▶ **Task to complete**
Using the listing below, please gather every line containing the word "заявки".

==================================================

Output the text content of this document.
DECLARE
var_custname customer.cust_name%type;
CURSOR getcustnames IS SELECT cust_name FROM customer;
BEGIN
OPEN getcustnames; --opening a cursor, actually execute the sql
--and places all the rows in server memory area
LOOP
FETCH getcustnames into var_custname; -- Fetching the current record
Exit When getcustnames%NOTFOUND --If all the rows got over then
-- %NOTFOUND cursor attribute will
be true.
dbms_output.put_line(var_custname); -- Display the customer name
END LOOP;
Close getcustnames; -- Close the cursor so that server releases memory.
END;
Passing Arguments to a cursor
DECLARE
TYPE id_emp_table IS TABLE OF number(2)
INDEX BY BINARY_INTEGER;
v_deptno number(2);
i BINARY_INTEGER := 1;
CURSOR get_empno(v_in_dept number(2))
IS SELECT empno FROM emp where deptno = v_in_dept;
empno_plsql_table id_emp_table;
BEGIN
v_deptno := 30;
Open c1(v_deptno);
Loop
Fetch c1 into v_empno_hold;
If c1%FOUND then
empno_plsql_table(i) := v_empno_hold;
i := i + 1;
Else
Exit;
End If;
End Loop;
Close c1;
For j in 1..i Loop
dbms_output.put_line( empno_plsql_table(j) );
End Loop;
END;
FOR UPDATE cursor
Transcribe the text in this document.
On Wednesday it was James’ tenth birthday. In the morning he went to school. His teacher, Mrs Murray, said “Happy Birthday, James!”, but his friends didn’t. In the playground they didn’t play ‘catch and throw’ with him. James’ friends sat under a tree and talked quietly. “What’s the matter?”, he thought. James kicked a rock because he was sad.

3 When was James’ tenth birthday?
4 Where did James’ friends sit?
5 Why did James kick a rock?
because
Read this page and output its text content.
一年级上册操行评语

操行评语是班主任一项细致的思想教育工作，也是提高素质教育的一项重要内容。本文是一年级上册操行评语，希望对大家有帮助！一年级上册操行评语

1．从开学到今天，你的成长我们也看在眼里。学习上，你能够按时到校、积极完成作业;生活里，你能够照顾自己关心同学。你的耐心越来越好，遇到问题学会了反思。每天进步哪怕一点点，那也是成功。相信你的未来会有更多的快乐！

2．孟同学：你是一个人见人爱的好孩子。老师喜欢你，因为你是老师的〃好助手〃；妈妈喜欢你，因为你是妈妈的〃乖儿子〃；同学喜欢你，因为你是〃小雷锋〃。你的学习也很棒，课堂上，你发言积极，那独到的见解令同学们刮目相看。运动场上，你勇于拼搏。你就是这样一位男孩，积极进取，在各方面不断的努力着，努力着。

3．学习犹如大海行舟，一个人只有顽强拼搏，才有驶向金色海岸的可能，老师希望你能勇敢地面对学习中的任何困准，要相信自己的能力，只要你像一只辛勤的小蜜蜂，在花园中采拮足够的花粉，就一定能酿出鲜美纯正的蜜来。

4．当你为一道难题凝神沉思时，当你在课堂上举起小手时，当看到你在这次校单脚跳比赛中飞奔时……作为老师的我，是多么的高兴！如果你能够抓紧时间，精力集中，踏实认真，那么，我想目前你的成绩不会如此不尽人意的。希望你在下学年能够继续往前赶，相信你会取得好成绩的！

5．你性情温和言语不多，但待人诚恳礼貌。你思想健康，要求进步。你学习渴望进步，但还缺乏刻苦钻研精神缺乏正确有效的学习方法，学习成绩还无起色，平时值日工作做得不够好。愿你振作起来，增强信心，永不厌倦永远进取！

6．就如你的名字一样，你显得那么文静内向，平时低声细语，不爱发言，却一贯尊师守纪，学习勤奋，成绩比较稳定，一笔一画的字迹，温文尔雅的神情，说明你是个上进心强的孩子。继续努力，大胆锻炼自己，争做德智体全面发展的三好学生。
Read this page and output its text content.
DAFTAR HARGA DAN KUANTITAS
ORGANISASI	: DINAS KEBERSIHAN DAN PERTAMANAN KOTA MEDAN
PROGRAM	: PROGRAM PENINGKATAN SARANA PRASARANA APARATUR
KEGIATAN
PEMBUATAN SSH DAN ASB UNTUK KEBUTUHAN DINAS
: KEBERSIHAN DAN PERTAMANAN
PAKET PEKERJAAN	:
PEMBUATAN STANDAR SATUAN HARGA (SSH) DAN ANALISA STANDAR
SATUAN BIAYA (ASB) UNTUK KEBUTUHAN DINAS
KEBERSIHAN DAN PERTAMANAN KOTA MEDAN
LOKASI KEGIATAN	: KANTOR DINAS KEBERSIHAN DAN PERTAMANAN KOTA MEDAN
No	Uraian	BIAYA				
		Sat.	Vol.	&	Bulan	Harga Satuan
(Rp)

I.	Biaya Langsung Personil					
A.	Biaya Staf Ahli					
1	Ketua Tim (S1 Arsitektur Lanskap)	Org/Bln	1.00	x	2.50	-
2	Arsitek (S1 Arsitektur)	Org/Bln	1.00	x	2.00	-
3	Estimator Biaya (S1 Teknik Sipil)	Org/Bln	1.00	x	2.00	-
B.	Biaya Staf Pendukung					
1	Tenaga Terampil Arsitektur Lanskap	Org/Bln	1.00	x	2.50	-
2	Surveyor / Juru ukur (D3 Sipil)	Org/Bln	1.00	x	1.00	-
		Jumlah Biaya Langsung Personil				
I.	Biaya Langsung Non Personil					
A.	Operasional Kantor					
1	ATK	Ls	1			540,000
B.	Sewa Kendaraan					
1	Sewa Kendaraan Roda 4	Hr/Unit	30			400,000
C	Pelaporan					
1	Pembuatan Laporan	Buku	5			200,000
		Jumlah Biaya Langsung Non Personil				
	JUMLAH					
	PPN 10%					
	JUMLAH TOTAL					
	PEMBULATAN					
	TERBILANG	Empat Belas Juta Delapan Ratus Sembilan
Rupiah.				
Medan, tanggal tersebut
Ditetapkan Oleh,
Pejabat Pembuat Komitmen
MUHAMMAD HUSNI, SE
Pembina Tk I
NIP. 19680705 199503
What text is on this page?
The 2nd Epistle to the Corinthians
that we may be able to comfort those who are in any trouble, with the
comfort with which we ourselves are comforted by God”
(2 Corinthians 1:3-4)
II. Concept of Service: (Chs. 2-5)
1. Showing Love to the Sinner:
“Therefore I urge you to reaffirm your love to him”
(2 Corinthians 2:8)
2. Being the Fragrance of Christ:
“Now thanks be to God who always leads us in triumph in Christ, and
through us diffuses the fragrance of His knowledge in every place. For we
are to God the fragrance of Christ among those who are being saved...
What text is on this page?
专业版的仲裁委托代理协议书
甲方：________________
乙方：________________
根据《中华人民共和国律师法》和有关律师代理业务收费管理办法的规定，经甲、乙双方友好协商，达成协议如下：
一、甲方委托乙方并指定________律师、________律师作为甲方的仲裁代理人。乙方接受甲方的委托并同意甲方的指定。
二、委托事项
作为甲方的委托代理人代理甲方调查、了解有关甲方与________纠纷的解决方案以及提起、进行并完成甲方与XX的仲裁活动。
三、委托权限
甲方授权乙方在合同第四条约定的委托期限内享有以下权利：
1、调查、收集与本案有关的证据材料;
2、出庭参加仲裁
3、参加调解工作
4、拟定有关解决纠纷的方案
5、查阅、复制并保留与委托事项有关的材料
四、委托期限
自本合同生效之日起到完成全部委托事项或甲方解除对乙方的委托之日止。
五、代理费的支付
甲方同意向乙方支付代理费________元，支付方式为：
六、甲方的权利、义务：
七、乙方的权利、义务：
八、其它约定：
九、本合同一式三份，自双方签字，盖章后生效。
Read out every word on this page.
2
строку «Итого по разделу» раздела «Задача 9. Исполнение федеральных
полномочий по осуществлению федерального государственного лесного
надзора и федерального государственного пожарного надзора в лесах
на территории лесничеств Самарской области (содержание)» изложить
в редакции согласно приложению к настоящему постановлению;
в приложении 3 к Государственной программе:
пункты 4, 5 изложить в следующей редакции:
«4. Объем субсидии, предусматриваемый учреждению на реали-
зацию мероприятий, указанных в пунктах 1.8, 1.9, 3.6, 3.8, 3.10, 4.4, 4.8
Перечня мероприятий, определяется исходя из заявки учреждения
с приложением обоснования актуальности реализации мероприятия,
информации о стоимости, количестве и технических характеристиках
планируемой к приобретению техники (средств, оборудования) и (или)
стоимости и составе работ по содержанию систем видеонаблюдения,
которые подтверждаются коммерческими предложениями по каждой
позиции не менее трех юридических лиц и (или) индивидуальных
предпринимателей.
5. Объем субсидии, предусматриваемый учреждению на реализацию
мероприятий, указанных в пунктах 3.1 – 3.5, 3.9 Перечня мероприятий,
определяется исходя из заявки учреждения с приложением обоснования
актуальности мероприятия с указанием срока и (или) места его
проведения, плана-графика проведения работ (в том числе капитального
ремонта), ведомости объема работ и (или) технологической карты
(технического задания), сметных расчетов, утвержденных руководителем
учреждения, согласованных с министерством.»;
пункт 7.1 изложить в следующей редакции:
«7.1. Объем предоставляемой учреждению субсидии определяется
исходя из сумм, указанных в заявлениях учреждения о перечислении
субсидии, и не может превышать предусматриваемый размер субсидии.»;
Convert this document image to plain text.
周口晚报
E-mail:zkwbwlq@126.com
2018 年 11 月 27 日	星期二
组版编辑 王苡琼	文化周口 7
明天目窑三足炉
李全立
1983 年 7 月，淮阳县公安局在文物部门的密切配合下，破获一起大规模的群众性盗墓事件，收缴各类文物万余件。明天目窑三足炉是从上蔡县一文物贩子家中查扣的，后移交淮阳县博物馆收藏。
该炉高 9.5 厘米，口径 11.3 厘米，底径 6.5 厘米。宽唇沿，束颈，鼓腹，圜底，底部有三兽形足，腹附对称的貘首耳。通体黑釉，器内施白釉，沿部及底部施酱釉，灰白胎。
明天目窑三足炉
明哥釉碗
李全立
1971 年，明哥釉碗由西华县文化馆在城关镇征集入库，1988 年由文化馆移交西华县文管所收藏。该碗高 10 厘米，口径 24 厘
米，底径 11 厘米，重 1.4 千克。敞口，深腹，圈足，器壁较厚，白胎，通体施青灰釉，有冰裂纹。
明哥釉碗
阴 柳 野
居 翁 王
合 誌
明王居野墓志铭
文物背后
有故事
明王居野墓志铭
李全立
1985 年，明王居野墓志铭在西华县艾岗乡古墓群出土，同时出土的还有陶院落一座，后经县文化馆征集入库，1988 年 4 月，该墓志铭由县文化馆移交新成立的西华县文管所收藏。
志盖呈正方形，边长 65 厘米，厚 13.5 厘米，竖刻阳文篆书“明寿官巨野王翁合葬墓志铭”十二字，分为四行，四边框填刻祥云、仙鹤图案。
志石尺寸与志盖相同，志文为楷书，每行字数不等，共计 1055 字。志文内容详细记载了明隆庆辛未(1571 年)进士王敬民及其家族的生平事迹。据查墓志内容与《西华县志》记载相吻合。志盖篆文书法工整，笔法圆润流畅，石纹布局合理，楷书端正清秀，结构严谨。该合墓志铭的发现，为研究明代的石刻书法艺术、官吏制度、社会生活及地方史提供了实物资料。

==================================================

▶ **Output for this task**
Перечня мероприятий, определяется исходя из заявки учреждения
определяется исходя из заявки учреждения с приложением обоснования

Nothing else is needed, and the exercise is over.